* **WHAT THE TASK ASKS**
Scan the entries below. List each line with "salvage".

━━━━━━━━━━━━━━━━━━━━

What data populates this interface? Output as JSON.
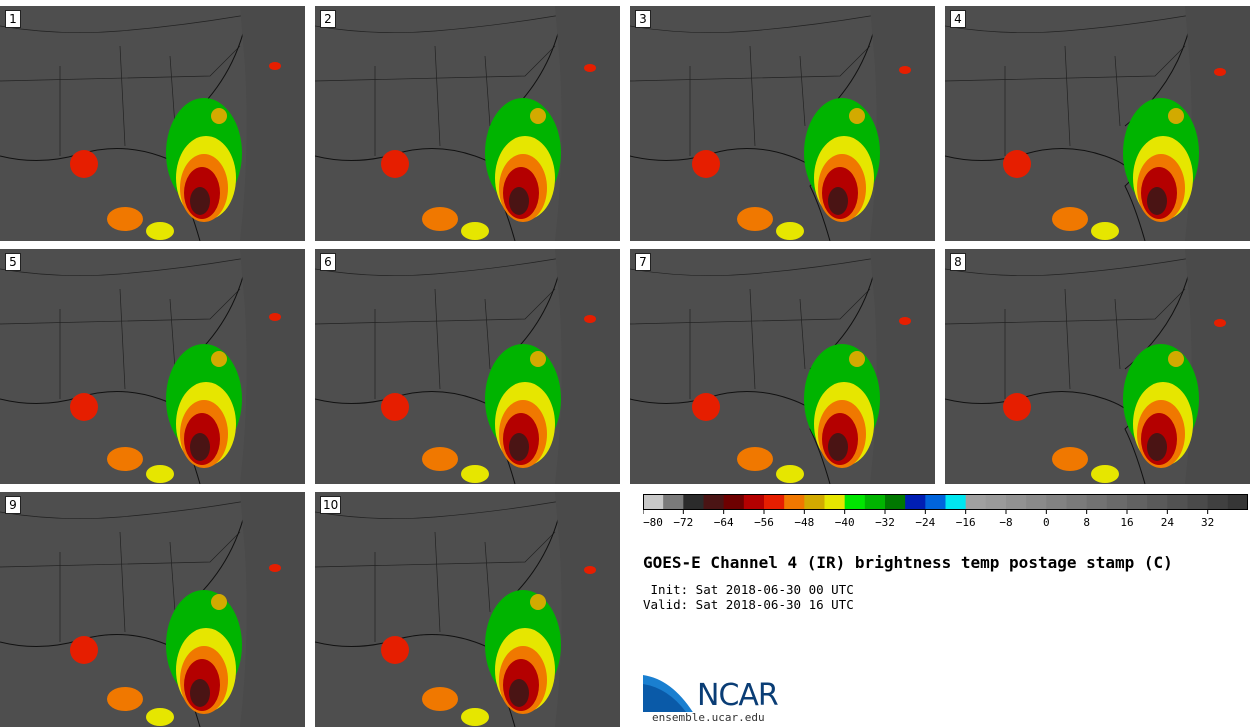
{
  "panels": [
    {
      "label": "1"
    },
    {
      "label": "2"
    },
    {
      "label": "3"
    },
    {
      "label": "4"
    },
    {
      "label": "5"
    },
    {
      "label": "6"
    },
    {
      "label": "7"
    },
    {
      "label": "8"
    },
    {
      "label": "9"
    },
    {
      "label": "10"
    }
  ],
  "colorbar": {
    "ticks": [
      "−80",
      "−72",
      "−64",
      "−56",
      "−48",
      "−40",
      "−32",
      "−24",
      "−16",
      "−8",
      "0",
      "8",
      "16",
      "24",
      "32"
    ],
    "colors": [
      "#c8c8c8",
      "#7a7a7a",
      "#2b2b2b",
      "#4a1414",
      "#6e0000",
      "#b40000",
      "#e61e00",
      "#f07800",
      "#d2aa00",
      "#e6e600",
      "#00e600",
      "#00b400",
      "#007800",
      "#001eb4",
      "#0064dc",
      "#00e6f0",
      "#a0a0a0",
      "#9a9a9a",
      "#929292",
      "#8a8a8a",
      "#828282",
      "#7a7a7a",
      "#727272",
      "#6a6a6a",
      "#626262",
      "#5a5a5a",
      "#525252",
      "#4a4a4a",
      "#404040",
      "#363636"
    ]
  },
  "title": "GOES-E Channel 4 (IR) brightness temp postage stamp (C)",
  "init_line": " Init: Sat 2018-06-30 00 UTC",
  "valid_line": "Valid: Sat 2018-06-30 16 UTC",
  "logo_text": "NCAR",
  "site": "ensemble.ucar.edu"
}
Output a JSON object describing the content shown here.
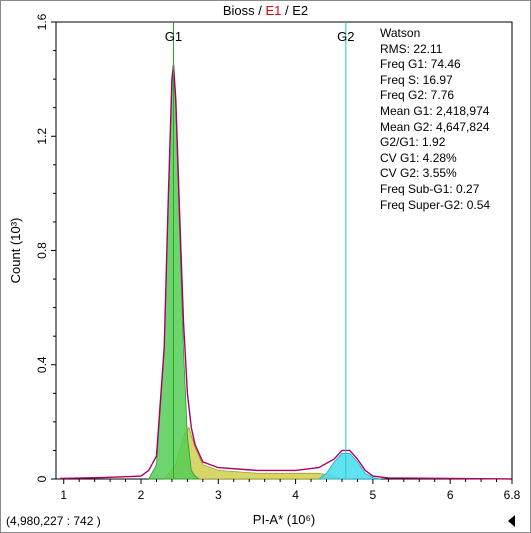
{
  "title": {
    "part1": "Bioss",
    "sep1": " / ",
    "part2": "E1",
    "sep2": " / ",
    "part3": "E2"
  },
  "colors": {
    "g1_fill": "#55cc55",
    "s_fill": "#cfcf50",
    "g2_fill": "#44ddee",
    "fit_line": "#aa0066",
    "cursor": "#22aa22",
    "g2_cursor": "#22cccc"
  },
  "readout": "(4,980,227  : 742 )",
  "stats": [
    "Watson",
    "RMS: 22.11",
    "Freq G1: 74.46",
    "Freq S: 16.97",
    "Freq G2: 7.76",
    "Mean G1: 2,418,974",
    "Mean G2: 4,647,824",
    "G2/G1: 1.92",
    "CV G1: 4.28%",
    "CV G2: 3.55%",
    "Freq Sub-G1: 0.27",
    "Freq Super-G2: 0.54"
  ],
  "chart_data": {
    "type": "area",
    "xlabel": "PI-A* (10⁶)",
    "ylabel": "Count (10³)",
    "xlim": [
      0.9,
      6.8
    ],
    "ylim": [
      0,
      1.6
    ],
    "x_ticks": [
      1,
      2,
      3,
      4,
      5,
      6,
      6.8
    ],
    "x_tick_labels": [
      "1",
      "2",
      "3",
      "4",
      "5",
      "6",
      "6.8"
    ],
    "y_ticks": [
      0,
      0.4,
      0.8,
      1.2,
      1.6
    ],
    "y_tick_labels": [
      "0",
      "0.4",
      "0.8",
      "1.2",
      "1.6"
    ],
    "markers": [
      {
        "label": "G1",
        "x": 2.42
      },
      {
        "label": "G2",
        "x": 4.65
      }
    ],
    "series": [
      {
        "name": "G1",
        "x": [
          2.1,
          2.2,
          2.3,
          2.35,
          2.4,
          2.42,
          2.45,
          2.5,
          2.55,
          2.6,
          2.65,
          2.7,
          2.75
        ],
        "y": [
          0,
          0.05,
          0.45,
          0.95,
          1.38,
          1.43,
          1.3,
          0.85,
          0.45,
          0.15,
          0.03,
          0.01,
          0
        ]
      },
      {
        "name": "S",
        "x": [
          2.3,
          2.45,
          2.55,
          2.62,
          2.7,
          2.8,
          3.0,
          3.5,
          4.0,
          4.3,
          4.5,
          4.6
        ],
        "y": [
          0,
          0.05,
          0.15,
          0.18,
          0.11,
          0.05,
          0.03,
          0.02,
          0.02,
          0.02,
          0.01,
          0
        ]
      },
      {
        "name": "G2",
        "x": [
          4.3,
          4.4,
          4.5,
          4.6,
          4.65,
          4.7,
          4.8,
          4.9,
          5.0,
          5.1
        ],
        "y": [
          0,
          0.02,
          0.06,
          0.09,
          0.09,
          0.09,
          0.06,
          0.02,
          0.005,
          0
        ]
      },
      {
        "name": "Fit",
        "x": [
          0.95,
          1.5,
          2.0,
          2.1,
          2.2,
          2.3,
          2.35,
          2.4,
          2.42,
          2.45,
          2.5,
          2.55,
          2.6,
          2.65,
          2.7,
          2.8,
          3.0,
          3.5,
          4.0,
          4.3,
          4.5,
          4.6,
          4.65,
          4.7,
          4.8,
          4.9,
          5.0,
          5.2,
          6.0,
          6.8
        ],
        "y": [
          0.002,
          0.005,
          0.01,
          0.03,
          0.08,
          0.46,
          0.96,
          1.4,
          1.45,
          1.33,
          0.92,
          0.55,
          0.3,
          0.18,
          0.12,
          0.06,
          0.04,
          0.03,
          0.03,
          0.04,
          0.07,
          0.1,
          0.1,
          0.1,
          0.07,
          0.03,
          0.01,
          0.004,
          0.002,
          0
        ]
      }
    ],
    "grid": false,
    "legend": "none"
  }
}
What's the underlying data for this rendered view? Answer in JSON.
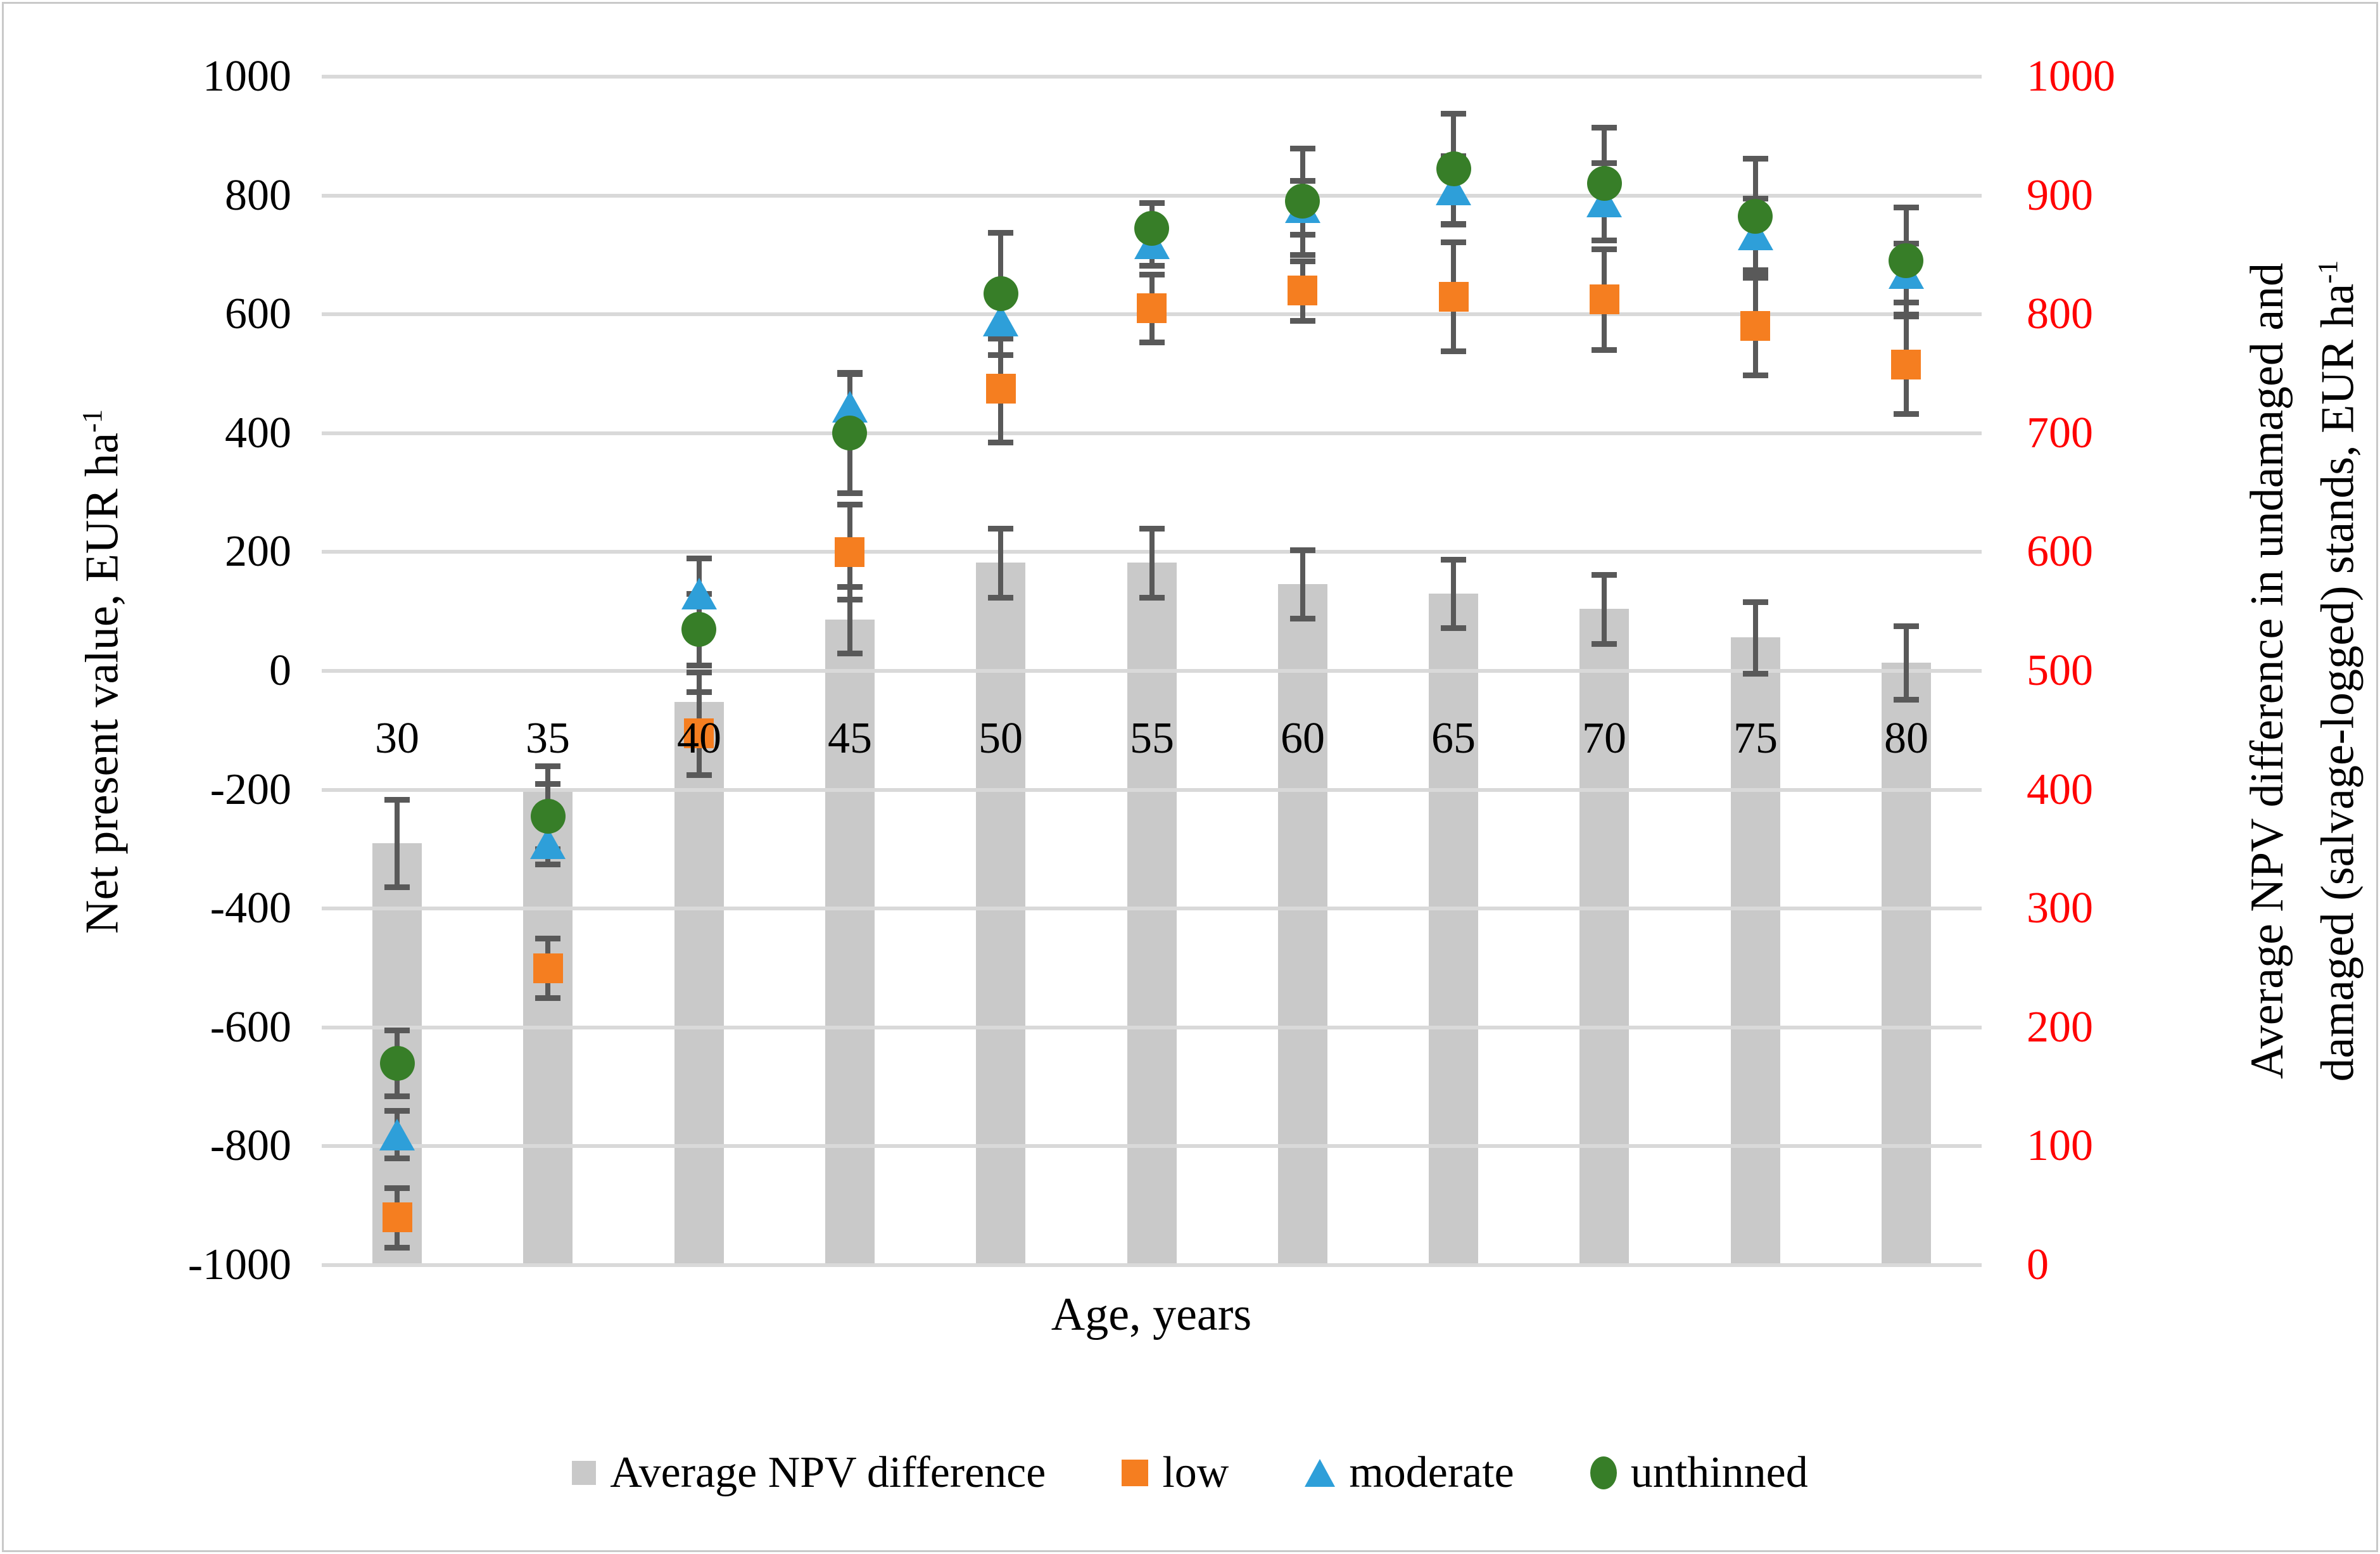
{
  "figure_title": "",
  "left_axis": {
    "title": {
      "text": "Net present value, EUR ha",
      "sup": "-1"
    },
    "min": -1000,
    "max": 1000,
    "step": 200,
    "tick_labels": [
      "1000",
      "800",
      "600",
      "400",
      "200",
      "0",
      "-200",
      "-400",
      "-600",
      "-800",
      "-1000"
    ]
  },
  "right_axis": {
    "title_line1": {
      "text": "Average NPV difference in undamaged and"
    },
    "title_line2": {
      "text": "damaged (salvage-logged) stands, EUR ha",
      "sup": "-1"
    },
    "min": 0,
    "max": 1000,
    "step": 100,
    "tick_labels": [
      "1000",
      "900",
      "800",
      "700",
      "600",
      "500",
      "400",
      "300",
      "200",
      "100",
      "0"
    ],
    "label_color": "#ff0000"
  },
  "x_axis": {
    "title": "Age, years",
    "categories": [
      "30",
      "35",
      "40",
      "45",
      "50",
      "55",
      "60",
      "65",
      "70",
      "75",
      "80"
    ]
  },
  "legend": {
    "items": [
      {
        "label": "Average NPV difference",
        "swatch": "bar-square",
        "color": "#c9c9c9"
      },
      {
        "label": "low",
        "swatch": "square",
        "color": "#f57e20"
      },
      {
        "label": "moderate",
        "swatch": "triangle",
        "color": "#2e9fd9"
      },
      {
        "label": "unthinned",
        "swatch": "circle",
        "color": "#377e28"
      }
    ]
  },
  "chart_data": {
    "type": "bar",
    "subtype": "combo-bar-with-scatter-markers-and-error-bars",
    "title": "",
    "xlabel": "Age, years",
    "ylabel_left": "Net present value, EUR ha-1",
    "ylabel_right": "Average NPV difference in undamaged and damaged (salvage-logged) stands, EUR ha-1",
    "grid": true,
    "legend_position": "bottom",
    "categories": [
      30,
      35,
      40,
      45,
      50,
      55,
      60,
      65,
      70,
      75,
      80
    ],
    "left_axis_range": [
      -1000,
      1000
    ],
    "right_axis_range": [
      0,
      1000
    ],
    "series": [
      {
        "name": "Average NPV difference",
        "type": "bar",
        "axis": "right",
        "color": "#c9c9c9",
        "values": [
          355,
          400,
          474,
          543,
          591,
          591,
          573,
          565,
          552,
          528,
          507
        ],
        "errors": [
          37,
          20,
          25,
          28,
          29,
          29,
          29,
          29,
          29,
          30,
          31
        ]
      },
      {
        "name": "low",
        "type": "scatter",
        "marker": "square",
        "axis": "left",
        "color": "#f57e20",
        "values": [
          -920,
          -500,
          -105,
          200,
          475,
          610,
          640,
          630,
          625,
          580,
          515
        ],
        "errors": [
          50,
          50,
          70,
          80,
          90,
          57,
          50,
          92,
          85,
          82,
          82
        ]
      },
      {
        "name": "moderate",
        "type": "scatter",
        "marker": "triangle",
        "axis": "left",
        "color": "#2e9fd9",
        "values": [
          -780,
          -290,
          130,
          445,
          590,
          720,
          780,
          810,
          790,
          735,
          670
        ],
        "errors": [
          40,
          35,
          60,
          57,
          30,
          38,
          45,
          57,
          65,
          60,
          50
        ]
      },
      {
        "name": "unthinned",
        "type": "scatter",
        "marker": "circle",
        "axis": "left",
        "color": "#377e28",
        "values": [
          -660,
          -245,
          70,
          400,
          635,
          745,
          790,
          845,
          820,
          765,
          690
        ],
        "errors": [
          55,
          55,
          60,
          100,
          103,
          43,
          90,
          93,
          95,
          97,
          90
        ]
      }
    ],
    "error_bar_color": "#595959",
    "gridline_color": "#d9d9d9"
  }
}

━━━━━━━━━━━━━━━━━━━━

* **RESULT OF THE TASK**
      "text": "damaged (salvage-logged) stands, EUR ha",
    "ylabel_right": "Average NPV difference in undamaged and damaged (salvage-logged) stands, EUR ha-1",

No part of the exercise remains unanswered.